#### What you should do
Everything in the data should be repeated exactly, save for the images.

#### Records shown
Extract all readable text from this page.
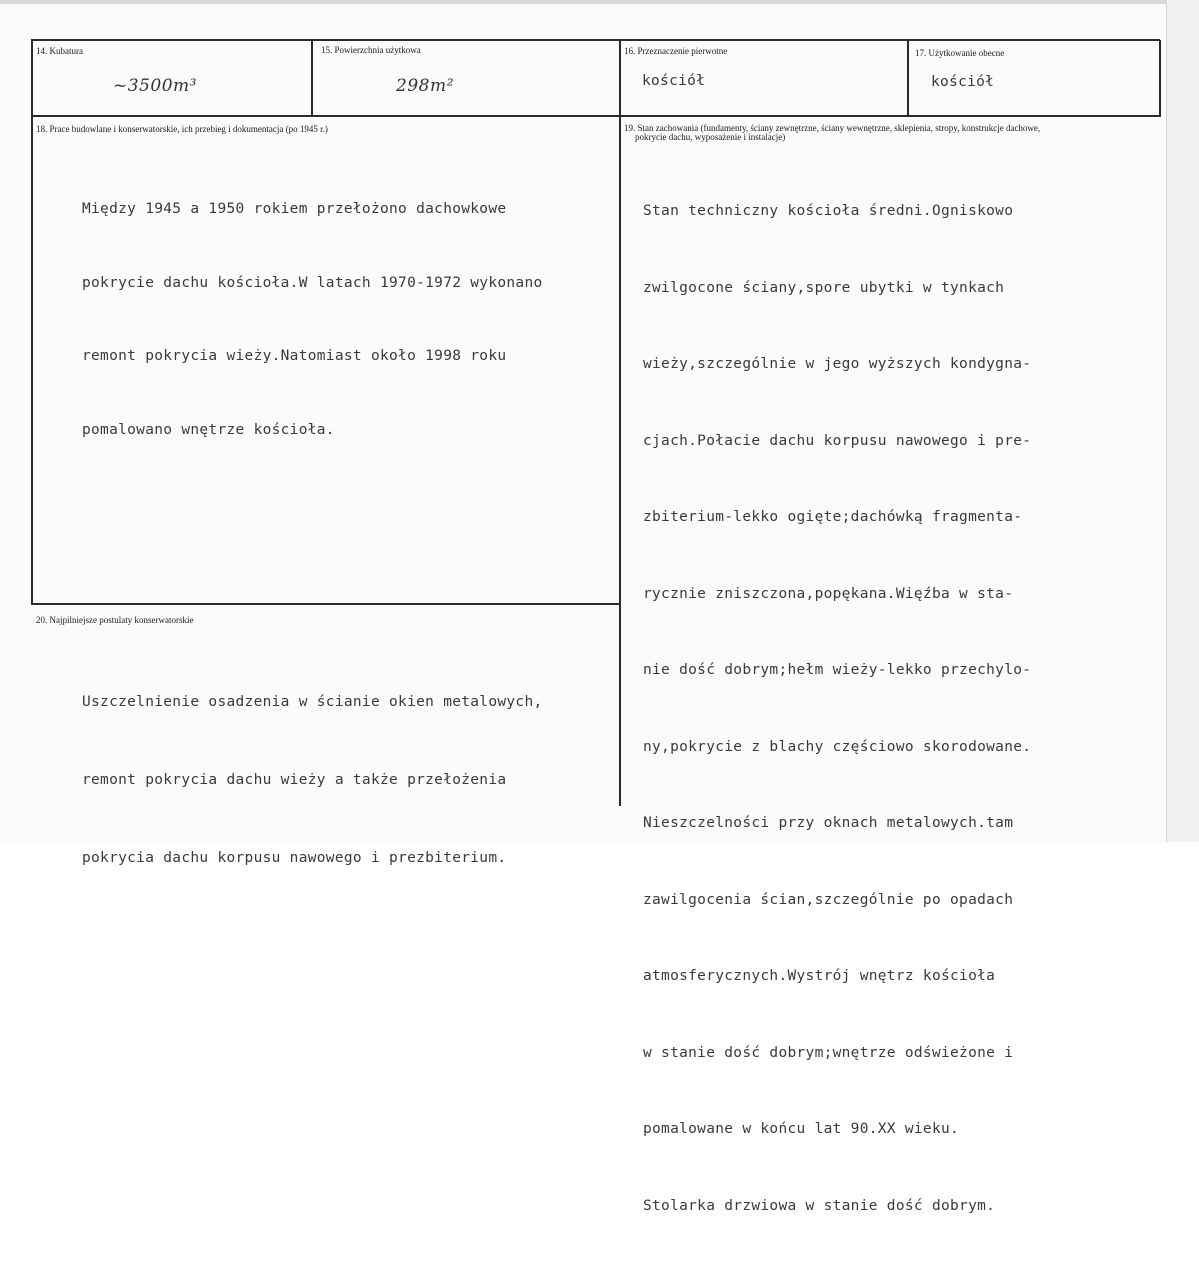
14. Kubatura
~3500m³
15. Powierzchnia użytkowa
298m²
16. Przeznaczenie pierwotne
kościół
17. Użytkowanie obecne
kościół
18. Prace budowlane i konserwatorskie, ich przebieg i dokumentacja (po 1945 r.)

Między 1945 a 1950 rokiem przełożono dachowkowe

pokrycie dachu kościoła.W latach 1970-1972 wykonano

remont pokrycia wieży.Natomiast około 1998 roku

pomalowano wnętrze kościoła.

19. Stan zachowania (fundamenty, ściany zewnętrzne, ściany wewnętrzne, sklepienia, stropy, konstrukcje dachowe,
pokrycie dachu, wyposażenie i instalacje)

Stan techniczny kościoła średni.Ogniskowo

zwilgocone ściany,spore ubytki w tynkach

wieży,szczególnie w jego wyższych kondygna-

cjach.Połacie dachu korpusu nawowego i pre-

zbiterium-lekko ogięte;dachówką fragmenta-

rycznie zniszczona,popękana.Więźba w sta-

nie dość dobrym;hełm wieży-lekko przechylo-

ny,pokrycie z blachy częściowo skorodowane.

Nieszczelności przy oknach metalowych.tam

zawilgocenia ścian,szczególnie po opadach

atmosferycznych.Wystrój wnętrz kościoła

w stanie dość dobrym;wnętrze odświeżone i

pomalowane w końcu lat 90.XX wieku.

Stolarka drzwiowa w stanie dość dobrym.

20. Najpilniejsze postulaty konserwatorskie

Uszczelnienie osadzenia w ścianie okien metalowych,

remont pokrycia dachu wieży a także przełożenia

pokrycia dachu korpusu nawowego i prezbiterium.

#### Solution to the exercise
Extract all readable text from this page.
14. Kubatura
~3500m³
15. Powierzchnia użytkowa
298m²
16. Przeznaczenie pierwotne
kościół
17. Użytkowanie obecne
kościół
18. Prace budowlane i konserwatorskie, ich przebieg i dokumentacja (po 1945 r.)

Między 1945 a 1950 rokiem przełożono dachowkowe

pokrycie dachu kościoła.W latach 1970-1972 wykonano

remont pokrycia wieży.Natomiast około 1998 roku

pomalowano wnętrze kościoła.

19. Stan zachowania (fundamenty, ściany zewnętrzne, ściany wewnętrzne, sklepienia, stropy, konstrukcje dachowe,
pokrycie dachu, wyposażenie i instalacje)

Stan techniczny kościoła średni.Ogniskowo

zwilgocone ściany,spore ubytki w tynkach

wieży,szczególnie w jego wyższych kondygna-

cjach.Połacie dachu korpusu nawowego i pre-

zbiterium-lekko ogięte;dachówką fragmenta-

rycznie zniszczona,popękana.Więźba w sta-

nie dość dobrym;hełm wieży-lekko przechylo-

ny,pokrycie z blachy częściowo skorodowane.

Nieszczelności przy oknach metalowych.tam

zawilgocenia ścian,szczególnie po opadach

atmosferycznych.Wystrój wnętrz kościoła

w stanie dość dobrym;wnętrze odświeżone i

pomalowane w końcu lat 90.XX wieku.

Stolarka drzwiowa w stanie dość dobrym.

20. Najpilniejsze postulaty konserwatorskie

Uszczelnienie osadzenia w ścianie okien metalowych,

remont pokrycia dachu wieży a także przełożenia

pokrycia dachu korpusu nawowego i prezbiterium.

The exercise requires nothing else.